__提示文__.
□ □ □ □ □
写真:点字ディスプレイを用いてパソコンを操作する視覚障害者
技術革新が促す障害者の社会参画 ―実用化に向けたロードマップの作成を
1990年代からICTの活用に注目
モノのインターネット( I o T ) や人工知能(AI)などの技術の進歩により、障害の有無に関わらず、皆が同じように仕事をできる環境が広がりつつある。例えば、ある国際会議の準備において、シンガポールの担当者は開催まであとわずかという時、それまでメールで連絡を取り合っていた東京やバンコクの担当者に「電話で打ち合わせをしよう」と呼び掛けた。すると、東京の担当者から「私は耳が聞こえないので、これまでどおりメールにしてほしい」と返信がきて、シンガポールの担当者は驚いた。電子メールという今日では当たり前となっている技術でも、障害者が社会で活躍できる機会を与えてくれるのだ。
日本財団は、障害当事者リーダーの育成や障害当事者による相互支援の促進に注力する中で、20年以上にわたりICTを使った情報コミュニケーションや情報アクセスの向上に重点を置いてきた。
最初の取り組みは、1998年に始まった東南アジア諸国連合(ASEAN)地域の視覚障害者を対象とする「視覚障害者教育技術におけるオーバーブルック・日本ネットワーク事業」( 通称O N -NET)だ。パートナーである米国のオーバーブルック盲学校は、米パーキンス盲学校と並び、国際貢献に力を入れていることで世界的に知られている。98年以前、日本財団は開発途上国における視覚障害学生の米国留学に奨学金を提供してきた。しかし、ASEAN諸国の経済発展に伴い、視覚障害学生は米国へ留学せずとも母国で教育を受けられるようになった。そこで、ON-NETを通じてASEAN諸国の就学環境を向上させ、留学支援と同じ資金規模でより多くの学生に教育機会を与えているのだ。
□ □ □ □ □
__データ行一覧__.
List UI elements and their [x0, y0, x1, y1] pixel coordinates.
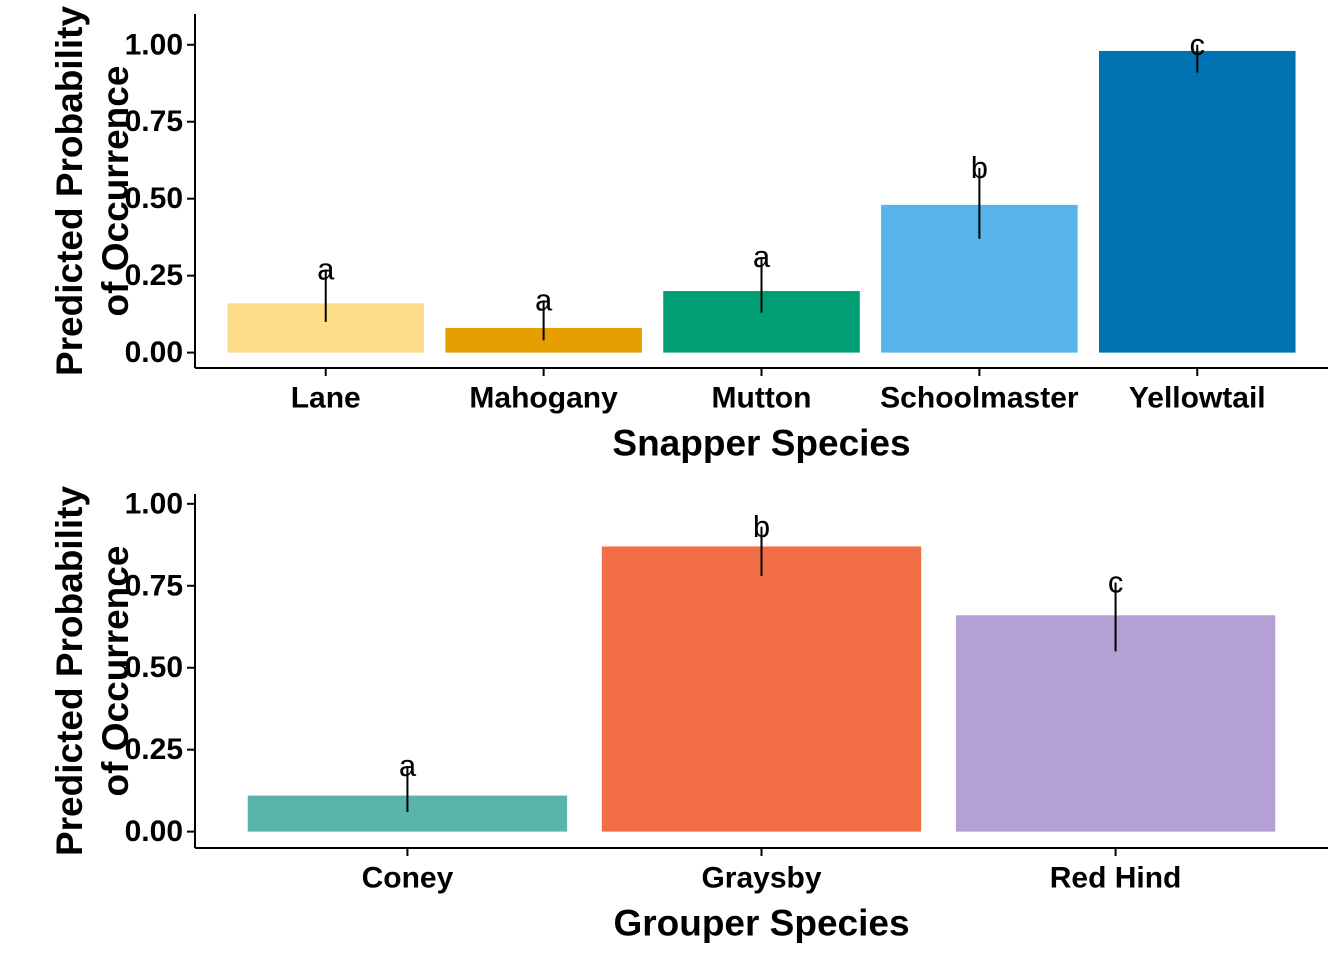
x-tick-label: Lane [291, 382, 361, 415]
y-tick-label: 0.75 [125, 105, 183, 138]
snapper-panel: 0.00 0.25 0.50 0.75 1.00 a Lane a Mahogany a Mutto… [49, 6, 1328, 464]
bar [1099, 50, 1296, 353]
significance-letter: a [317, 251, 335, 286]
significance-letter: c [1108, 565, 1124, 600]
y-tick-label: 0.50 [125, 182, 183, 215]
grouper-panel: 0.00 0.25 0.50 0.75 1.00 a Coney b Graysby c Red H… [49, 486, 1328, 944]
y-tick-label: 1.00 [125, 28, 183, 61]
x-tick-label: Red Hind [1050, 862, 1182, 895]
significance-letter: c [1190, 27, 1206, 62]
y-tick-label: 0.50 [125, 651, 183, 684]
x-tick-label: Mutton [712, 382, 812, 415]
y-axis-title-line: Predicted Probability [49, 486, 90, 857]
significance-letter: b [971, 150, 988, 185]
y-tick-label: 0.00 [125, 815, 183, 848]
y-tick-label: 0.25 [125, 259, 183, 292]
y-axis-title: Predicted Probability of Occurrence [49, 486, 136, 857]
significance-letter: a [399, 748, 417, 783]
x-tick-label: Mahogany [469, 382, 618, 415]
bar [601, 546, 922, 832]
y-axis-title: Predicted Probability of Occurrence [49, 6, 136, 377]
significance-letter: a [753, 239, 771, 274]
y-tick-label: 1.00 [125, 487, 183, 520]
x-axis-title: Grouper Species [613, 903, 909, 944]
y-axis-title-line: Predicted Probability [49, 6, 90, 377]
x-tick-label: Yellowtail [1129, 382, 1266, 415]
y-axis-title-line: of Occurrence [95, 546, 136, 797]
x-axis-title: Snapper Species [612, 423, 910, 464]
y-tick-label: 0.75 [125, 569, 183, 602]
x-tick-label: Graysby [701, 862, 821, 895]
x-tick-label: Schoolmaster [880, 382, 1079, 415]
y-tick-label: 0.25 [125, 733, 183, 766]
significance-letter: b [753, 509, 770, 544]
significance-letter: a [535, 282, 553, 317]
y-tick-label: 0.00 [125, 336, 183, 369]
x-tick-label: Coney [362, 862, 454, 895]
y-axis-title-line: of Occurrence [95, 66, 136, 317]
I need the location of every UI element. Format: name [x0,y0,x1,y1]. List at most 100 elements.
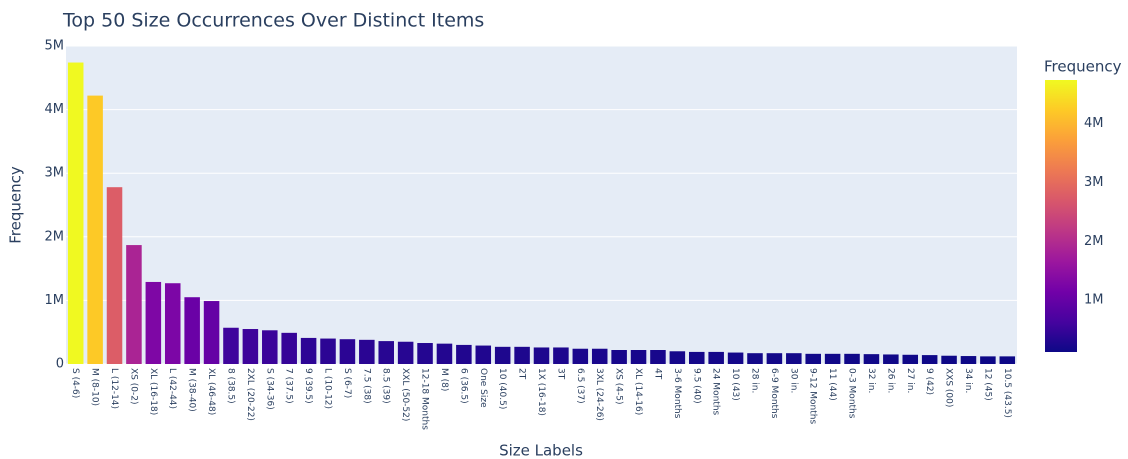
y-tick-label: 0 [56,357,64,372]
colorbar-tick-label: 3M [1084,175,1104,190]
x-tick-label: 1X (16-18) [536,368,546,416]
y-tick-label: 4M [45,102,65,117]
x-tick-label: XL (46-48) [206,368,216,415]
x-tick-label: 0-3 Months [847,368,857,419]
bar [339,339,356,364]
x-tick-label: 34 in. [963,368,973,393]
bar [553,347,569,364]
bar [359,339,375,364]
x-tick-label: 3XL (24-26) [594,368,604,421]
x-tick-label: 9-12 Months [808,368,818,424]
bar [863,354,880,364]
bar [591,348,608,364]
bar [883,354,899,364]
colorbar-title: Frequency [1044,58,1122,76]
x-tick-label: 7.5 (38) [361,368,371,404]
bar [999,356,1016,364]
bar [805,353,821,364]
bar [417,343,433,364]
x-tick-label: 7 (37.5) [284,368,294,404]
x-tick-label: 3-6 Months [672,368,682,419]
x-tick-label: 10 (43) [730,368,740,401]
x-tick-label: 4T [652,368,662,380]
bar [980,356,996,364]
x-tick-label: S (34-36) [264,368,274,410]
x-tick-label: 6 (36.5) [458,368,468,404]
x-tick-label: 24 Months [711,368,721,416]
colorbar [1045,80,1077,352]
x-tick-label: M (8-10) [90,368,100,406]
x-tick-label: 2XL (20-22) [245,368,255,421]
bar [281,332,297,364]
bar [727,352,744,364]
x-tick-label: XXS (00) [944,368,954,407]
bar [611,350,627,364]
bar [320,338,336,364]
x-tick-label: L (10-12) [323,368,333,409]
x-tick-label: XL (14-16) [633,368,643,415]
bar [456,344,472,364]
x-tick-label: 10.5 (43.5) [1002,368,1012,418]
y-tick-label: 2M [45,229,65,244]
bar [145,281,162,364]
x-axis-title: Size Labels [499,442,583,459]
colorbar-tick-label: 1M [1084,293,1104,308]
x-tick-label: L (12-14) [109,368,119,409]
colorbar-tick-label: 4M [1084,116,1104,131]
x-tick-label: XXL (50-52) [400,368,410,421]
bar [669,351,686,364]
plot-area [66,46,1017,364]
x-tick-label: 8 (38.5) [225,368,235,404]
x-tick-label: S (6-7) [342,368,352,398]
bar [494,346,511,364]
bar [164,283,181,364]
chart-title: Top 50 Size Occurrences Over Distinct It… [62,10,484,32]
bar [921,355,938,364]
y-tick-label: 1M [45,293,65,308]
x-tick-label: S (4-6) [70,368,80,398]
x-tick-label: 3T [555,368,565,380]
bar [824,353,841,364]
x-tick-label: 12 (45) [982,368,992,401]
bar [572,348,589,364]
x-tick-label: M (38-40) [187,368,197,412]
x-tick-label: 26 in. [885,368,895,393]
bar [436,343,453,364]
bar [902,354,919,364]
bar [689,351,705,364]
x-tick-label: 10 (40.5) [497,368,507,409]
x-tick-label: XS (4-5) [614,368,624,404]
x-tick-label: 9.5 (40) [691,368,701,404]
bar [203,301,220,364]
bar [786,353,802,364]
bar [708,351,724,364]
x-tick-label: 8.5 (39) [381,368,391,404]
bar [242,329,259,364]
bar [514,346,530,364]
x-tick-label: 28 in. [749,368,759,393]
bar [262,330,278,364]
bar [533,347,550,364]
bar [844,353,860,364]
y-axis-title: Frequency [7,166,25,244]
bar [941,355,957,364]
bar [184,297,200,364]
bar [67,62,84,364]
x-tick-label: One Size [478,368,488,408]
bar [378,341,394,364]
bar [747,353,763,364]
x-tick-label: 9 (42) [924,368,934,395]
bar [397,341,414,364]
x-tick-label: XS (0-2) [128,368,138,404]
colorbar-tick-label: 2M [1084,234,1104,249]
x-tick-label: 9 (39.5) [303,368,313,404]
bar [126,245,142,364]
bar [300,337,317,364]
bar [630,350,647,364]
y-tick-label: 5M [45,39,65,54]
x-tick-label: 11 (44) [827,368,837,401]
x-tick-label: L (42-44) [167,368,177,409]
bar [650,350,666,364]
x-tick-label: 30 in. [788,368,798,393]
x-tick-label: 32 in. [866,368,876,393]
□ □ □ □ □
__課題指示 A__.
提示文の「写真:点字ディスプレイを用いてパソコンを操作する視覚障害者」から「スの向上に重点を置いてきた。」までを、その語句も含めて一字も変えずに書き写しなさい。
__課題指示 B__.
次の(i)~(iii)が提示文の内容と合うかどうかを、それぞれ「はい」か「いいえ」で答えなさい。答えごとに、判断の決め手となる提示文の語句を原文のまま引用すること。
(i) ON-NETは1998年に始まった。
(ii) 東京の担当者は電話での打ち合わせを望んだ。
(iii) オーバーブルック盲学校は英国の学校である。
データ行は今回の作業では使いません。

__解答例 A__.
写真:点字ディスプレイを用いてパソコンを操作する視覚障害者
技術革新が促す障害者の社会参画 ―実用化に向けたロードマップの作成を
1990年代からICTの活用に注目
モノのインターネット( I o T ) や人工知能(AI)などの技術の進歩により、障害の有無に関わらず、皆が同じように仕事をできる環境が広がりつつある。例えば、ある国際会議の準備において、シンガポールの担当者は開催まであとわずかという時、それまでメールで連絡を取り合っていた東京やバンコクの担当者に「電話で打ち合わせをしよう」と呼び掛けた。すると、東京の担当者から「私は耳が聞こえないので、これまでどおりメールにしてほしい」と返信がきて、シンガポールの担当者は驚いた。電子メールという今日では当たり前となっている技術でも、障害者が社会で活躍できる機会を与えてくれるのだ。
日本財団は、障害当事者リーダーの育成や障害当事者による相互支援の促進に注力する中で、20年以上にわたりICTを使った情報コミュニケーションや情報アクセスの向上に重点を置いてきた。

__解答例 B__.
(i) はい。「最初の取り組みは、1998年に始まった」
(ii) いいえ。「私は耳が聞こえないので、これまでどおりメールにしてほしい」
(iii) いいえ。「パートナーである米国のオーバーブルック盲学校」